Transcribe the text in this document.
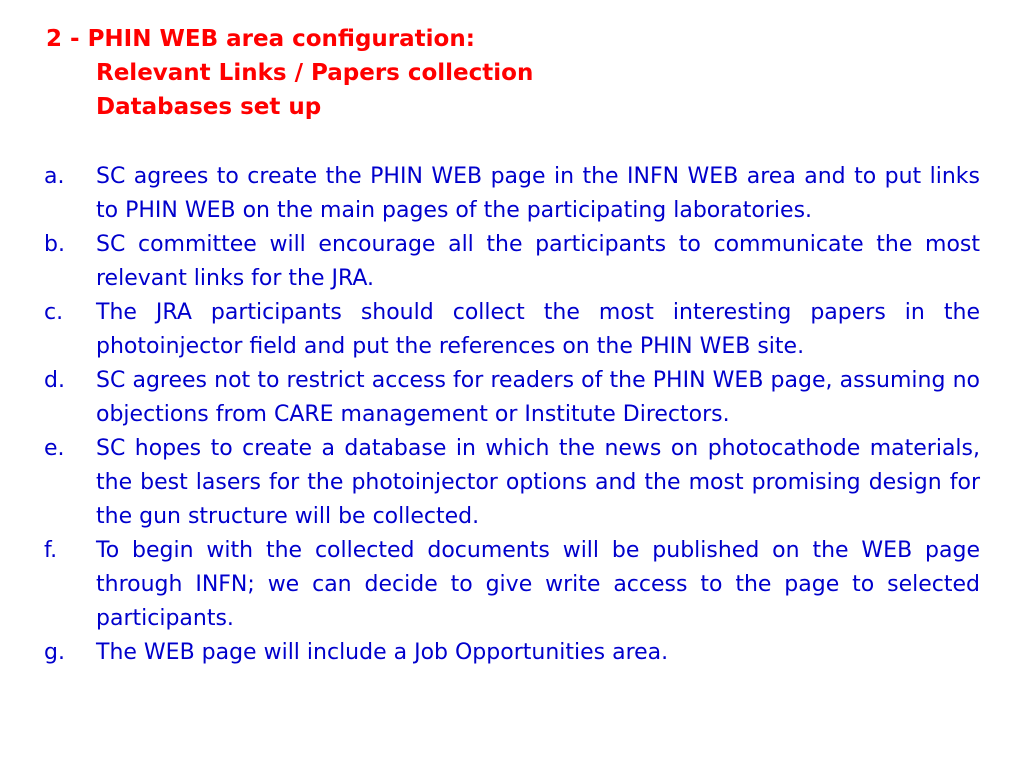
2 - PHIN WEB area configuration:
Relevant Links / Papers collection
Databases set up
a. SC agrees to create the PHIN WEB page in the INFN WEB area and to put links to PHIN WEB on the main pages of the participating laboratories.
b. SC committee will encourage all the participants to communicate the most relevant links for the JRA.
c. The JRA participants should collect the most interesting papers in the photoinjector field and put the references on the PHIN WEB site.
d. SC agrees not to restrict access for readers of the PHIN WEB page, assuming no objections from CARE management or Institute Directors.
e. SC hopes to create a database in which the news on photocathode materials, the best lasers for the photoinjector options and the most promising design for the gun structure will be collected.
f. To begin with the collected documents will be published on the WEB page through INFN; we can decide to give write access to the page to selected participants.
g. The WEB page will include a Job Opportunities area.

**WHAT YOU NEED TO DO**: Copy every line from the records above that contains the word "area".

**EXERCISE SOLUTION**:
2 - PHIN WEB area configuration:
a. SC agrees to create the PHIN WEB page in the INFN WEB area and to put links to PHIN WEB on the main pages of the participating laboratories.
g. The WEB page will include a Job Opportunities area.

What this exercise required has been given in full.